## TASK STATEMENT
Repeat all of the records verbatim.

Data listing
========================================================================
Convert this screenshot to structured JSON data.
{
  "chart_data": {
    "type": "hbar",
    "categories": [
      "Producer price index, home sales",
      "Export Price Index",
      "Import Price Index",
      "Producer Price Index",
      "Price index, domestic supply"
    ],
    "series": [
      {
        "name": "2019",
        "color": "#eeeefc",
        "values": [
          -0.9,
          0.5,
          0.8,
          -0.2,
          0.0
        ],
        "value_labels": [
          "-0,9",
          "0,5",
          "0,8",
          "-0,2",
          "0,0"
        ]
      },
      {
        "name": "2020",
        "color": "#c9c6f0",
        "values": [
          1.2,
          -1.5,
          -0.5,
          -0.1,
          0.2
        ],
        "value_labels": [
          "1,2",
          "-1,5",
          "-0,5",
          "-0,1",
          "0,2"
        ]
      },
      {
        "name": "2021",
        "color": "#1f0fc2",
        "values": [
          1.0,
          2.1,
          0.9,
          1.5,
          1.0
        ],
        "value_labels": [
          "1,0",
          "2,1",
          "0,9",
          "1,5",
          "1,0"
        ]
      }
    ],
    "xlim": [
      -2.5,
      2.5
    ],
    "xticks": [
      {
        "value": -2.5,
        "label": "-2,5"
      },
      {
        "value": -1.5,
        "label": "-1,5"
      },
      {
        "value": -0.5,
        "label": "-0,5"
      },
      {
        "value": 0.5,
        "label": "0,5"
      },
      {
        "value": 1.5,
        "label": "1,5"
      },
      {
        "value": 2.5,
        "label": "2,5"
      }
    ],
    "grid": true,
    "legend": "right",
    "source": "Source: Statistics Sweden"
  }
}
========================================================================
## WORKED SOLUTION
Convert this screenshot to structured JSON data.
{
  "chart_data": {
    "type": "hbar",
    "categories": [
      "Producer price index, home sales",
      "Export Price Index",
      "Import Price Index",
      "Producer Price Index",
      "Price index, domestic supply"
    ],
    "series": [
      {
        "name": "2019",
        "color": "#eeeefc",
        "values": [
          -0.9,
          0.5,
          0.8,
          -0.2,
          0.0
        ],
        "value_labels": [
          "-0,9",
          "0,5",
          "0,8",
          "-0,2",
          "0,0"
        ]
      },
      {
        "name": "2020",
        "color": "#c9c6f0",
        "values": [
          1.2,
          -1.5,
          -0.5,
          -0.1,
          0.2
        ],
        "value_labels": [
          "1,2",
          "-1,5",
          "-0,5",
          "-0,1",
          "0,2"
        ]
      },
      {
        "name": "2021",
        "color": "#1f0fc2",
        "values": [
          1.0,
          2.1,
          0.9,
          1.5,
          1.0
        ],
        "value_labels": [
          "1,0",
          "2,1",
          "0,9",
          "1,5",
          "1,0"
        ]
      }
    ],
    "xlim": [
      -2.5,
      2.5
    ],
    "xticks": [
      {
        "value": -2.5,
        "label": "-2,5"
      },
      {
        "value": -1.5,
        "label": "-1,5"
      },
      {
        "value": -0.5,
        "label": "-0,5"
      },
      {
        "value": 0.5,
        "label": "0,5"
      },
      {
        "value": 1.5,
        "label": "1,5"
      },
      {
        "value": 2.5,
        "label": "2,5"
      }
    ],
    "grid": true,
    "legend": "right",
    "source": "Source: Statistics Sweden"
  }
}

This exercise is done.